--- START STORED ROWS ---

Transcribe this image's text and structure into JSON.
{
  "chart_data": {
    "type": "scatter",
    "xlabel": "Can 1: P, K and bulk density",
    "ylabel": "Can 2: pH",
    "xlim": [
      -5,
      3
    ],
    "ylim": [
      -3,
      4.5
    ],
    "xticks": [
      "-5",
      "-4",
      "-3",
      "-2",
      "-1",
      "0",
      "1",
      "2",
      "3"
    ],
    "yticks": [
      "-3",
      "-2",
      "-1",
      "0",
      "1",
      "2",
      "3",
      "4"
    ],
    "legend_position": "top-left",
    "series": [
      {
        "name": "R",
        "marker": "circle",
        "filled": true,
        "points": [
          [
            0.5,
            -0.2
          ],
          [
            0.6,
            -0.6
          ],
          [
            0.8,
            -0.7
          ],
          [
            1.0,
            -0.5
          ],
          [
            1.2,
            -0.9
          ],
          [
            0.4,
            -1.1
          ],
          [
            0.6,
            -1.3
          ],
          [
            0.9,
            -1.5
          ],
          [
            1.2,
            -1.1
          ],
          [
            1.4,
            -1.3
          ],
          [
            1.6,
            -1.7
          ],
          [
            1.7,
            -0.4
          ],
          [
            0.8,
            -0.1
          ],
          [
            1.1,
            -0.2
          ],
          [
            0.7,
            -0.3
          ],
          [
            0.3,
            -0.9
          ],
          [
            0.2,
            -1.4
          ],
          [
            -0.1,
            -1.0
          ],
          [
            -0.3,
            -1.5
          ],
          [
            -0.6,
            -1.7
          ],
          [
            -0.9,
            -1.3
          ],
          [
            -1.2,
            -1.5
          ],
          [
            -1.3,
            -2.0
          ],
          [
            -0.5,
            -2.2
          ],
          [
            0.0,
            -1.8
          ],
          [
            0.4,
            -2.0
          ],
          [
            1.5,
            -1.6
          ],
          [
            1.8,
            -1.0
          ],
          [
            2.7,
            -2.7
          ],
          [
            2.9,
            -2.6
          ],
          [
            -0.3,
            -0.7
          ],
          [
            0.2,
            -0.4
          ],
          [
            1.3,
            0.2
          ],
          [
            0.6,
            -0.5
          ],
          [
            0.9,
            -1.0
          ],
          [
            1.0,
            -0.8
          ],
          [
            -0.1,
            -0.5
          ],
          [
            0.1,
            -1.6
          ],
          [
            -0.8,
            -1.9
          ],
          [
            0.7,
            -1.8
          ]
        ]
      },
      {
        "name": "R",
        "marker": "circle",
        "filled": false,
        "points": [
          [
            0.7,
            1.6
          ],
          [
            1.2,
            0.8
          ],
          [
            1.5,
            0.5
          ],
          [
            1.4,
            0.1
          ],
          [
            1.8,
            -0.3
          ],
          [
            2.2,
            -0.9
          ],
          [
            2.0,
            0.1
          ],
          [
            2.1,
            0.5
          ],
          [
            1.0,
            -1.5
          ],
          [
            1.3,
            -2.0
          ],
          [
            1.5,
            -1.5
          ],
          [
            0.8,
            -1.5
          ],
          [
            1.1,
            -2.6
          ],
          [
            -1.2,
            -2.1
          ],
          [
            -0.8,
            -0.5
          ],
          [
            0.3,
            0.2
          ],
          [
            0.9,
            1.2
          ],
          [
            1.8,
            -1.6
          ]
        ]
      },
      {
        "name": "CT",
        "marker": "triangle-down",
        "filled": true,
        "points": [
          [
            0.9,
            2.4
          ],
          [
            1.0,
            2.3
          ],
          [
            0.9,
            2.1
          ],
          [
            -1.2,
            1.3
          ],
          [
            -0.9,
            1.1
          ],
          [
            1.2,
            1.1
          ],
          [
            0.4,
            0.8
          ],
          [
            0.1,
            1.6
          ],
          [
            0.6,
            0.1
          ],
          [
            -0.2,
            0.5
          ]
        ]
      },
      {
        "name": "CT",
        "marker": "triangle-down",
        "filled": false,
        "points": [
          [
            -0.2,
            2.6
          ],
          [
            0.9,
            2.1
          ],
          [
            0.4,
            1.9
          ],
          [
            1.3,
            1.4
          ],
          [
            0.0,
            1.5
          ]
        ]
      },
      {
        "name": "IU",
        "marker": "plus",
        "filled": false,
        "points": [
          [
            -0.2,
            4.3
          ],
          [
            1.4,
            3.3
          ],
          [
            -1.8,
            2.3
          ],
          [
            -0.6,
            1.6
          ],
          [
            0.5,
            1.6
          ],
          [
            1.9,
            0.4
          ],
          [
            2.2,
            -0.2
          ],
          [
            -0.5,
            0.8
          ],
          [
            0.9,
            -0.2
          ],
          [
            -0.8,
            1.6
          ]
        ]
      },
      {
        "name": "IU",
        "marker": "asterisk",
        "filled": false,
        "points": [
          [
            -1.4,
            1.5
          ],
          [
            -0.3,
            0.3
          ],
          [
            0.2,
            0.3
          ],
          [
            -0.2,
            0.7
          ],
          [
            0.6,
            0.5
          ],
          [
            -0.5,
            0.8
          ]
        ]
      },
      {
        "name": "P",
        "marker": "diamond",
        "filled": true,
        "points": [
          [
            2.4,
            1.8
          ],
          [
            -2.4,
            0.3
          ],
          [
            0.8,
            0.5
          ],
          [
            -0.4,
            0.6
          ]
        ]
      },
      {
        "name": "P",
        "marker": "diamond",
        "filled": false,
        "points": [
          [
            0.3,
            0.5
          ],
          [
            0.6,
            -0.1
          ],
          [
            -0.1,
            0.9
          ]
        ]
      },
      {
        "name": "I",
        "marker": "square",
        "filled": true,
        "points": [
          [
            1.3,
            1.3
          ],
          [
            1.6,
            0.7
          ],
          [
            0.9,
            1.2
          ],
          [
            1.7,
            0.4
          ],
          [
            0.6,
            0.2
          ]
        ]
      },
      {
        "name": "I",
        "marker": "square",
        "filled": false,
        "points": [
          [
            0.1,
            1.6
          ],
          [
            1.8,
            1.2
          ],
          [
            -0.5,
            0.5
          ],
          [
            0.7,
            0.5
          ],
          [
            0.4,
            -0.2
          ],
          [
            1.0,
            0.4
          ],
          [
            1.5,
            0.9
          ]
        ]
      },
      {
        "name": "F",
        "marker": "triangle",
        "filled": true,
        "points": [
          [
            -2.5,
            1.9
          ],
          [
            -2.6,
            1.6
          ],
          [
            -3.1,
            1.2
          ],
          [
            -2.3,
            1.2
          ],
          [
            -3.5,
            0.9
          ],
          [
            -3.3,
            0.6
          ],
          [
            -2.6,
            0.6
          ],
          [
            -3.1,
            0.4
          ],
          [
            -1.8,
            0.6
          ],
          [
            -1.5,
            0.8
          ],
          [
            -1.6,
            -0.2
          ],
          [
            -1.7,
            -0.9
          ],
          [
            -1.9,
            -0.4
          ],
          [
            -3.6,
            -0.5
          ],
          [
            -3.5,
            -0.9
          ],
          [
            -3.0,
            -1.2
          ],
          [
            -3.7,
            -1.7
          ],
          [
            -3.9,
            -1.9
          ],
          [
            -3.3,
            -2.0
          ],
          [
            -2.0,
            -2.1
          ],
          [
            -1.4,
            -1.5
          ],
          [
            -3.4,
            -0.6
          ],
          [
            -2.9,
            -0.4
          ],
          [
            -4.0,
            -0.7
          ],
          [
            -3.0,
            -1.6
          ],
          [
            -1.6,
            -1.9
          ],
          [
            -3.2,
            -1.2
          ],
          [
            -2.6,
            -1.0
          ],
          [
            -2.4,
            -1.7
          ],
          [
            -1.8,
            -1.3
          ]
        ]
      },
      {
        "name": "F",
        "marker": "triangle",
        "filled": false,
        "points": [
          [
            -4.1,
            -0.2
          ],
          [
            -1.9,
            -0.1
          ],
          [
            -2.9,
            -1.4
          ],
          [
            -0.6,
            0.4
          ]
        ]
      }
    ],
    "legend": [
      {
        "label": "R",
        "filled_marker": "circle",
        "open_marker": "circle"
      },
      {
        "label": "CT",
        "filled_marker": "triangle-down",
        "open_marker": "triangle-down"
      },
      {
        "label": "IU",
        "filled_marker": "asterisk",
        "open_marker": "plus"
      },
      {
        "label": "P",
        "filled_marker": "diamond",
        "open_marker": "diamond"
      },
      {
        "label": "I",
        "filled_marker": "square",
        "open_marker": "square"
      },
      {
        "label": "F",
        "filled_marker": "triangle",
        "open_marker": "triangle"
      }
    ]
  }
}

--- END STORED ROWS ---

**TASK TO COMPLETE**
Find every line with the word "triangle" and state how many there are, with no other words.

**OUTPUT FOR THIS TASK**
8